begin

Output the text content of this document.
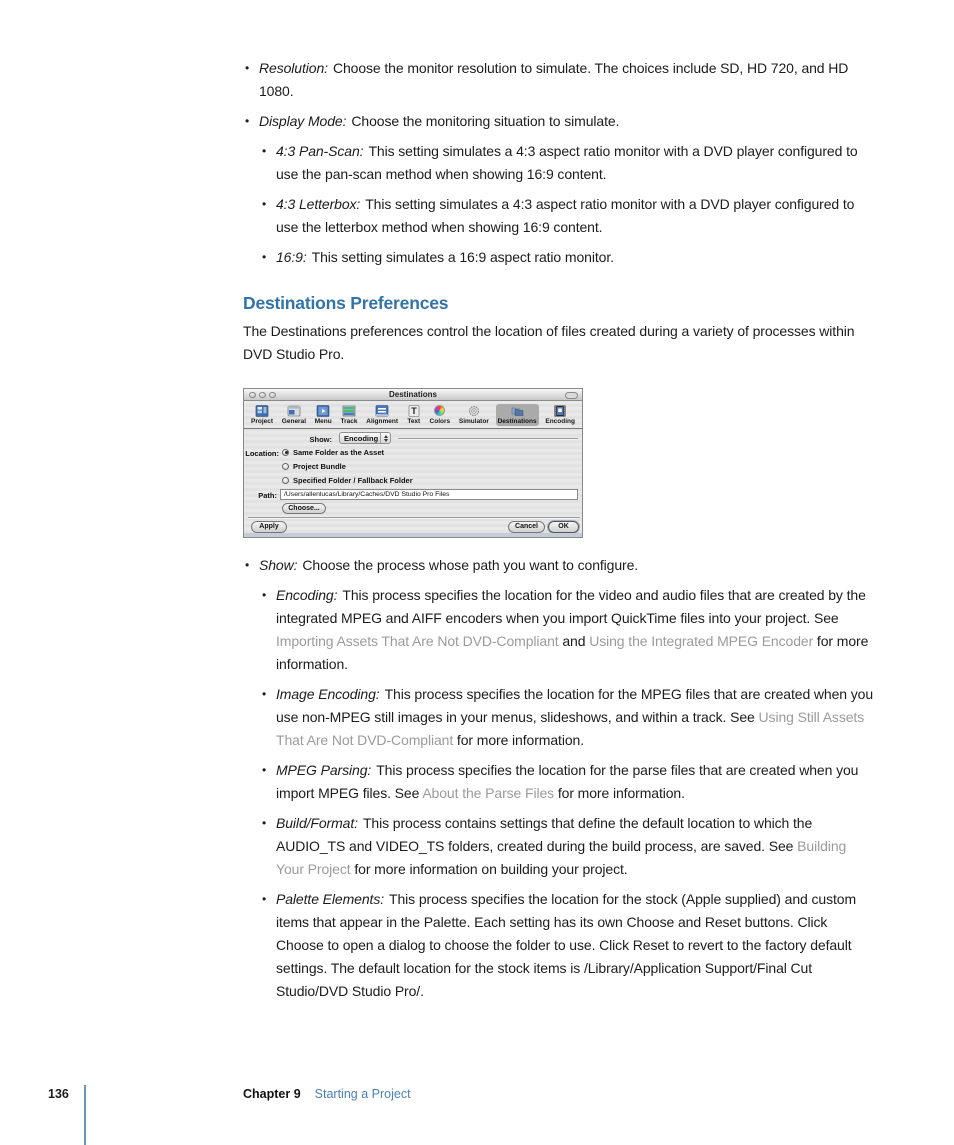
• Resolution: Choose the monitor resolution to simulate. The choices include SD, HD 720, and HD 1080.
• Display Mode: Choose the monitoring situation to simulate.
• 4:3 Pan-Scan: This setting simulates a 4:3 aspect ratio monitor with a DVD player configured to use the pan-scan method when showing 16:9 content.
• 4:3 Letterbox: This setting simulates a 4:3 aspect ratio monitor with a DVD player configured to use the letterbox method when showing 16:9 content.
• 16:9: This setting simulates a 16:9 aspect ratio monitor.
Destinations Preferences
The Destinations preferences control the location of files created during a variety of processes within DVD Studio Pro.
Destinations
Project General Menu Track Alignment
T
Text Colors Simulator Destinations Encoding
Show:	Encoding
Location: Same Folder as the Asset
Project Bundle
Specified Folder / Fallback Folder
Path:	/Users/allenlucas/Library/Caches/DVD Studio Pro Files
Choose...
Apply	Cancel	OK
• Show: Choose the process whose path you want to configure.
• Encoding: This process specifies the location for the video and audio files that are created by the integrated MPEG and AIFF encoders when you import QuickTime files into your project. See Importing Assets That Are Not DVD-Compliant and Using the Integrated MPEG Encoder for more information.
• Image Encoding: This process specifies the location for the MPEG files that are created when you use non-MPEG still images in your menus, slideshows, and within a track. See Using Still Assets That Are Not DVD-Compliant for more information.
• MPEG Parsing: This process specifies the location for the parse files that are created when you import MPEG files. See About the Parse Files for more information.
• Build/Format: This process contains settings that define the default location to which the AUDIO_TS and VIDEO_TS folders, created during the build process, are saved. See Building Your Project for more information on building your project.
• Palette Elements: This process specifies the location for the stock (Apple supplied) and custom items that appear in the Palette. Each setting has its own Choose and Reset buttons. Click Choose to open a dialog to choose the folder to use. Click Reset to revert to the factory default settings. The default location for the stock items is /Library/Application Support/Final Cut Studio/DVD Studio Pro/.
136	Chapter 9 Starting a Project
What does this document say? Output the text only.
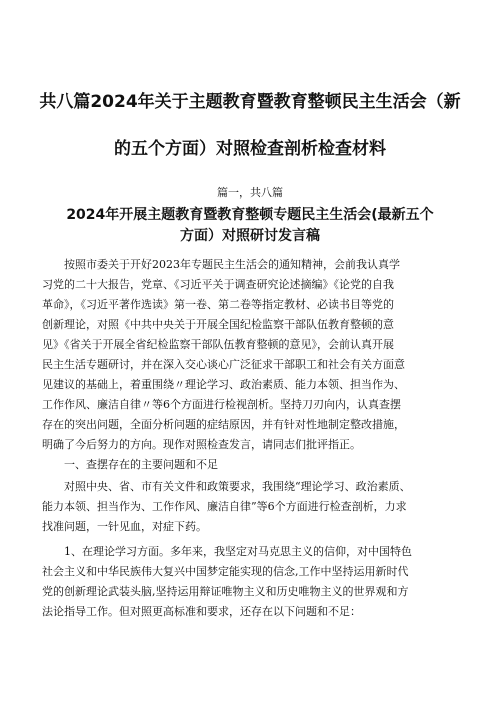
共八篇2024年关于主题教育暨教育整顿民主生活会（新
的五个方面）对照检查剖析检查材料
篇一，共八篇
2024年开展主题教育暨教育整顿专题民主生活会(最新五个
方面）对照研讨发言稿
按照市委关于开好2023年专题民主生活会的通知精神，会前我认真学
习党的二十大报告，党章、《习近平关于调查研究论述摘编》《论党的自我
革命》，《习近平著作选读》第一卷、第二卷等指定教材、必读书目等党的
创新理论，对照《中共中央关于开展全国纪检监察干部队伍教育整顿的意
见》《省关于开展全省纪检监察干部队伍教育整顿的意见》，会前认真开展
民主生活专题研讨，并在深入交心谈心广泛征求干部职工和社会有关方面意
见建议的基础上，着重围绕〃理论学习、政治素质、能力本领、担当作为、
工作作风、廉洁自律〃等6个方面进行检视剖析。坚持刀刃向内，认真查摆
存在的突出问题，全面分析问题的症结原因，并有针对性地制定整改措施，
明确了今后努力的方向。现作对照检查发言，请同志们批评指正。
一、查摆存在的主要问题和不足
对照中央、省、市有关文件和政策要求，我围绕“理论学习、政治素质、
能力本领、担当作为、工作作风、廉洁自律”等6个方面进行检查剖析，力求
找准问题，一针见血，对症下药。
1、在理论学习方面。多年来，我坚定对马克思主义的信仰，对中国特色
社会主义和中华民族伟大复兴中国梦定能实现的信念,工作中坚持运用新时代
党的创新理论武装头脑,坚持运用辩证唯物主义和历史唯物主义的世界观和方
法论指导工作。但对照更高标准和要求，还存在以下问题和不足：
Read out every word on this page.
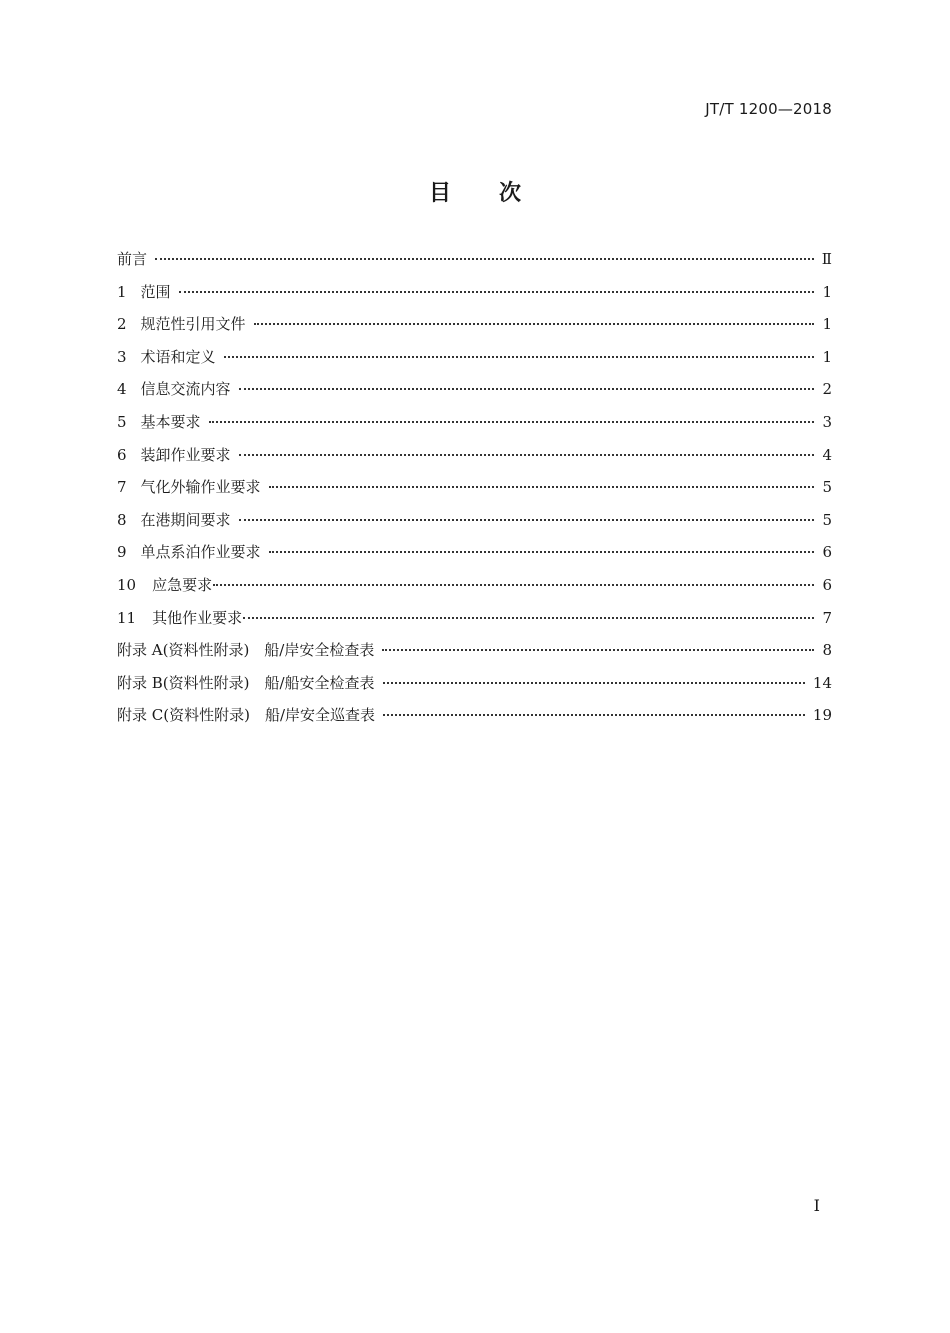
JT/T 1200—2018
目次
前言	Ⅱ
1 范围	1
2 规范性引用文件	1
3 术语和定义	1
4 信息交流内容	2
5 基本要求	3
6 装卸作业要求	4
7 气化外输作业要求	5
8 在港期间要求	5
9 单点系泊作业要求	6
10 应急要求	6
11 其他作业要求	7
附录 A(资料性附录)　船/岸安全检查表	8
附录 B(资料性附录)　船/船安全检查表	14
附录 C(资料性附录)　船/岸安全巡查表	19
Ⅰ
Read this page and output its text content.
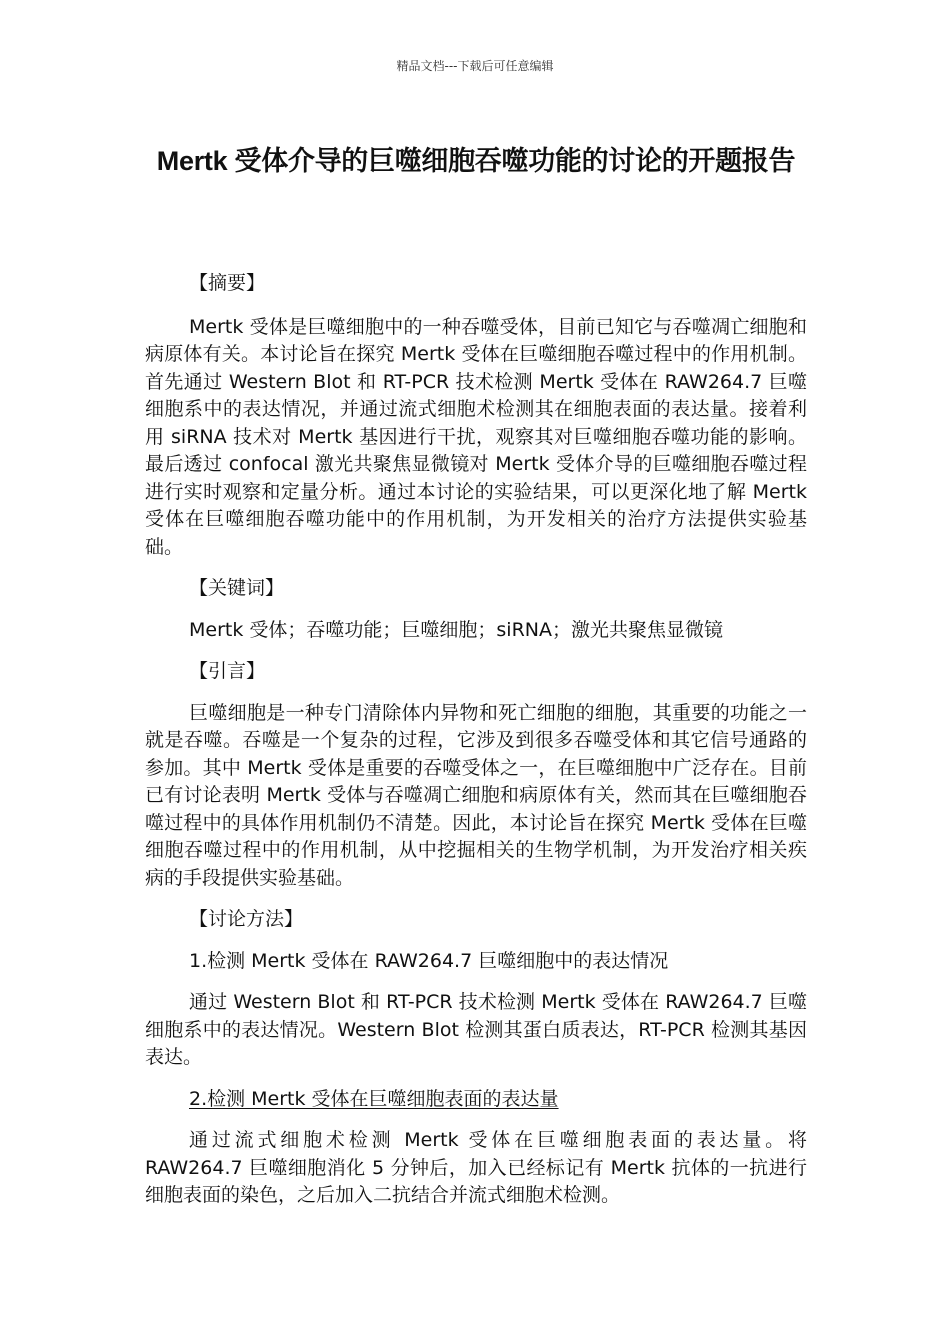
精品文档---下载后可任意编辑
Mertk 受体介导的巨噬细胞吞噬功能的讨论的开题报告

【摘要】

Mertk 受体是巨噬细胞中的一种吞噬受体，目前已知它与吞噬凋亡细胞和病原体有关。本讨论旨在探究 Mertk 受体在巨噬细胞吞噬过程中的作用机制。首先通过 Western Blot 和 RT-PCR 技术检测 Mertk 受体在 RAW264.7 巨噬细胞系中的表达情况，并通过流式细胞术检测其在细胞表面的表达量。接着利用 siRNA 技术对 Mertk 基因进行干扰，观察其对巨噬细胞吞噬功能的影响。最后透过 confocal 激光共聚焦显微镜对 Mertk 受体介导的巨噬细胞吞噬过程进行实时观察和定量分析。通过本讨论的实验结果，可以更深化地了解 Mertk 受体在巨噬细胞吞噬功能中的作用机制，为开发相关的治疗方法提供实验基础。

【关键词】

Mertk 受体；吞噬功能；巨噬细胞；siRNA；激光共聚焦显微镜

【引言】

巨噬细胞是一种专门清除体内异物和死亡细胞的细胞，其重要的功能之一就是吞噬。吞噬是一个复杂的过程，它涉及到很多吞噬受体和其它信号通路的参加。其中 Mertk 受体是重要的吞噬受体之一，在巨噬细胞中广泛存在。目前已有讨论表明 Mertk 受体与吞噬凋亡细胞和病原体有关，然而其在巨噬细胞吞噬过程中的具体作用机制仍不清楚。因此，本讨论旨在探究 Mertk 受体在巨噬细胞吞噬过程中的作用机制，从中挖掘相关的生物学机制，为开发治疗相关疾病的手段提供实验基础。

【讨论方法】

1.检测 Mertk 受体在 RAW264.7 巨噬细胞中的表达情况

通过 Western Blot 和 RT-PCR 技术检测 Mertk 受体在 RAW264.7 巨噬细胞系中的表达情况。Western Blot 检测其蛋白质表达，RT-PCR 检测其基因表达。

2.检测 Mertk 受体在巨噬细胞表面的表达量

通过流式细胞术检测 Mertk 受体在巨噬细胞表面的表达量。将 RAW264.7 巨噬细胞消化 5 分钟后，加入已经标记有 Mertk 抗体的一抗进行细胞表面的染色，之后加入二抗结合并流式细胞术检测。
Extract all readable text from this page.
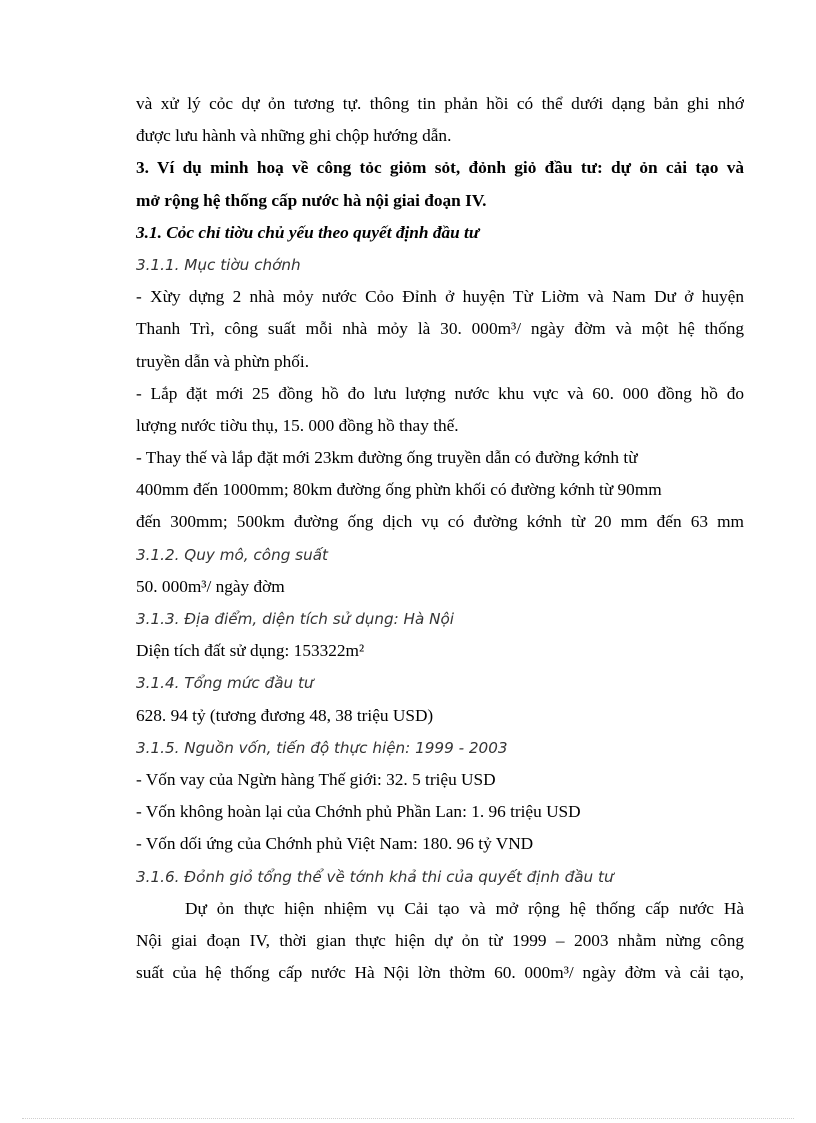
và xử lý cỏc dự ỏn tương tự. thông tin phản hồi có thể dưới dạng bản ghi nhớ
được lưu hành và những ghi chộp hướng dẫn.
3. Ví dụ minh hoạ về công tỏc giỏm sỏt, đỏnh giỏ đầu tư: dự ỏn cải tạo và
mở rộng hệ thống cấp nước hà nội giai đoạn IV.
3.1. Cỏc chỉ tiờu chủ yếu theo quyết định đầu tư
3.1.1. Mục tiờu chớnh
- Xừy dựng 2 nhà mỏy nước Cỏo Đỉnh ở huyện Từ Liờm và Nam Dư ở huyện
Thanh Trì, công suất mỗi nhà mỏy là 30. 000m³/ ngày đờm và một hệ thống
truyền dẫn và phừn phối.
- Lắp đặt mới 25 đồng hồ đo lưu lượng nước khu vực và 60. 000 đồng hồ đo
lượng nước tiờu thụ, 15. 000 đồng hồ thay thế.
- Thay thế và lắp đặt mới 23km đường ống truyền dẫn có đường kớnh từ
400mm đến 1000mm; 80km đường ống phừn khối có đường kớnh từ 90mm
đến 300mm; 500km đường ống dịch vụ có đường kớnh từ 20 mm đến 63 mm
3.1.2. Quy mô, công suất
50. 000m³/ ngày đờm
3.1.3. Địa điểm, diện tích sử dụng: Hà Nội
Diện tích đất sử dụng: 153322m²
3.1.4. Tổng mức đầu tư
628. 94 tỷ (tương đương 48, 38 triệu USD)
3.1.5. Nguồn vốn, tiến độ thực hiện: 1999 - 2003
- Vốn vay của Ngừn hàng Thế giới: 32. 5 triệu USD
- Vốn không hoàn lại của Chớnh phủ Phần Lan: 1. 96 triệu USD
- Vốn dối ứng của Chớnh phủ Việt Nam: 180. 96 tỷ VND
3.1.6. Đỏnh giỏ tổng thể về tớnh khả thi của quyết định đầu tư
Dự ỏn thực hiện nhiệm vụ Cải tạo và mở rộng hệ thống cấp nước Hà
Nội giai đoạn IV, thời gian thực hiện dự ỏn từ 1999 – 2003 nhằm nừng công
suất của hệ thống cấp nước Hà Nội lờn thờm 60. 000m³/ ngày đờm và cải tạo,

end

# What you are asked to do
Only a number is needed: how many lines of the material above contain "资料性附录"?

# Result of the exercise
3